[WHAT THE EXERCISE ASKS]: Look through the data below. Show each line where the string "body" occurs.

— Begin INFORMATION SUPPLIED —

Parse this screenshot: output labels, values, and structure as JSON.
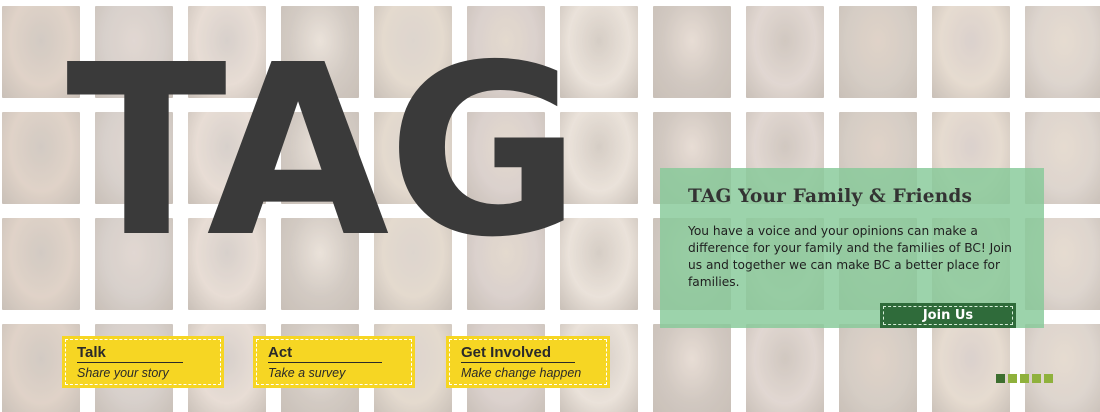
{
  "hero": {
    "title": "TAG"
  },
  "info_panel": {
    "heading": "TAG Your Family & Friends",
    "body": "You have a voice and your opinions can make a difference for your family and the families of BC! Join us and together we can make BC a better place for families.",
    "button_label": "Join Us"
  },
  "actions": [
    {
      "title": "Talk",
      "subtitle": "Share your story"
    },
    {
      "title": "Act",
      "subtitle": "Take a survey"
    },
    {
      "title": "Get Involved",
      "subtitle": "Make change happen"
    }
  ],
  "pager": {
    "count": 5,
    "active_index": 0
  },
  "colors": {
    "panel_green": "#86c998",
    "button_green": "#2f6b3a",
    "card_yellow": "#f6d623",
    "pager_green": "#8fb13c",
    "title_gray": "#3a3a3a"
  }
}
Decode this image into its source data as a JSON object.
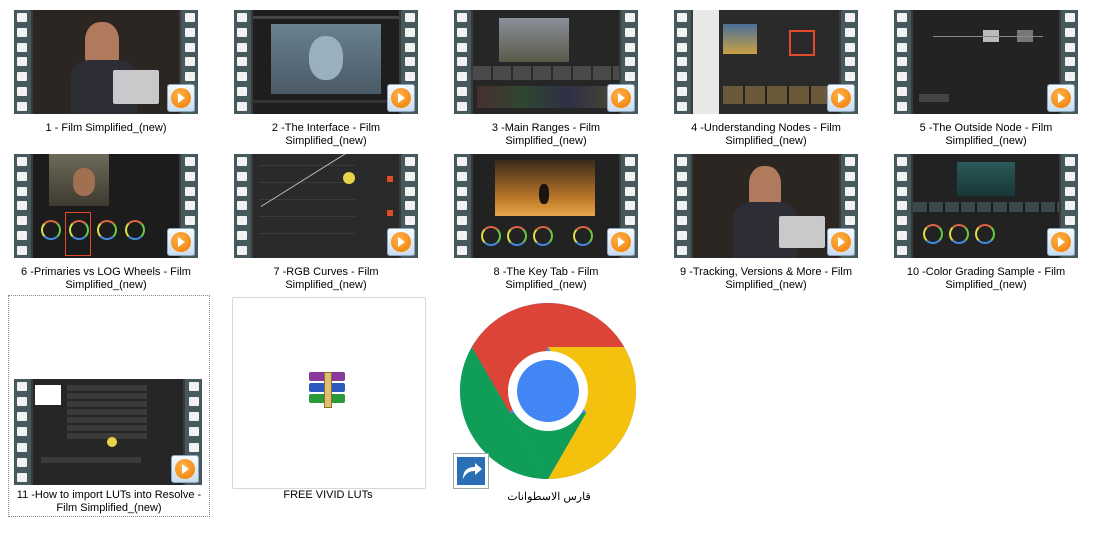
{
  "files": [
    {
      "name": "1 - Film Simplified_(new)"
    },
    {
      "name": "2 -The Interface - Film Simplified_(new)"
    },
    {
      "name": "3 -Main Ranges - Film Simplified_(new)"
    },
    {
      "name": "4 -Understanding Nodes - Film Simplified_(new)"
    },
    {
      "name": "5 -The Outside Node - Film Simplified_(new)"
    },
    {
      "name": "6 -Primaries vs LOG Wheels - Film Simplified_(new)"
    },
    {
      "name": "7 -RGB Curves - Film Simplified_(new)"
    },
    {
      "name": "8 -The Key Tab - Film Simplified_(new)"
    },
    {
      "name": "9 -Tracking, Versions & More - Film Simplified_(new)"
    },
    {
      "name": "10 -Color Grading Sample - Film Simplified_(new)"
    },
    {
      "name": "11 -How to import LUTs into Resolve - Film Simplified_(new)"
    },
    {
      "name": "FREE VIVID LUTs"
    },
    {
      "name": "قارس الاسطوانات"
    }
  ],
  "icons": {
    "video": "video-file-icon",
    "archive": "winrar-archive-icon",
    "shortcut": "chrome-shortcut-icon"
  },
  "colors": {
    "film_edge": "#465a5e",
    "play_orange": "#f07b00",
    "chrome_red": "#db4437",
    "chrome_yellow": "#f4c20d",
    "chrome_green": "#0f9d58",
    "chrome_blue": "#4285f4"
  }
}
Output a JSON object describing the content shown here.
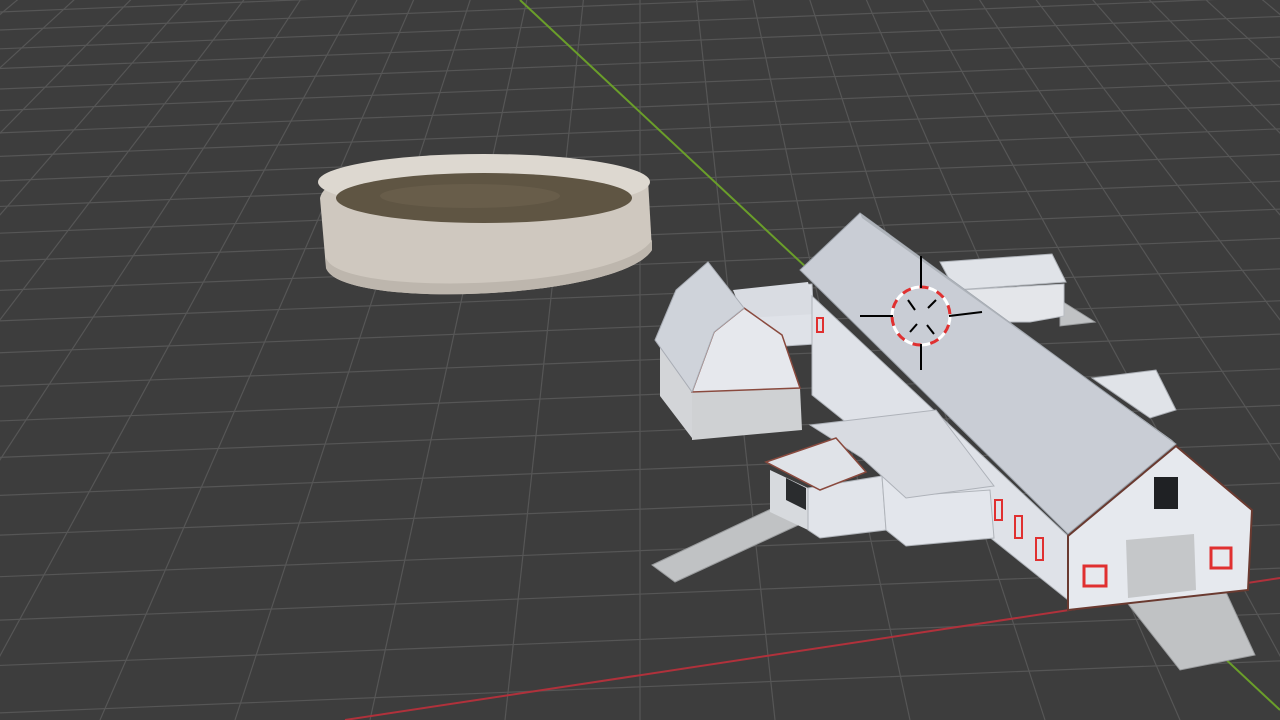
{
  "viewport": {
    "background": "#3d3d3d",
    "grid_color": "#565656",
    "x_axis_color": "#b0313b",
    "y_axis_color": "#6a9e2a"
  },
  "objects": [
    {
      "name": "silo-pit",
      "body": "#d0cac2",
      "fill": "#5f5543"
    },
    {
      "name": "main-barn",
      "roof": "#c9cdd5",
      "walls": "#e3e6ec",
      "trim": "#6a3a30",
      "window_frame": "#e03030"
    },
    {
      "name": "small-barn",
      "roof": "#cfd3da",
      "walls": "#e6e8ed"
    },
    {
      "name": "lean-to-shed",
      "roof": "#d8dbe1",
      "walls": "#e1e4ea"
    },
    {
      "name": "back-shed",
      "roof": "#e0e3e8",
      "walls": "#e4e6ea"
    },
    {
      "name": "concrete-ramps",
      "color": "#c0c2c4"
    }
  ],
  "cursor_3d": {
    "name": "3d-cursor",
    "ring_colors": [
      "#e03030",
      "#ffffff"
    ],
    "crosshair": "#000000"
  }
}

— End INFORMATION SUPPLIED —

[FULL RESPONSE]:
    "body": "You have a voice and your opinions can make a difference for your family and the families of BC! Join us and together we can make BC a better place for families.",
      "body": "#d0cac2",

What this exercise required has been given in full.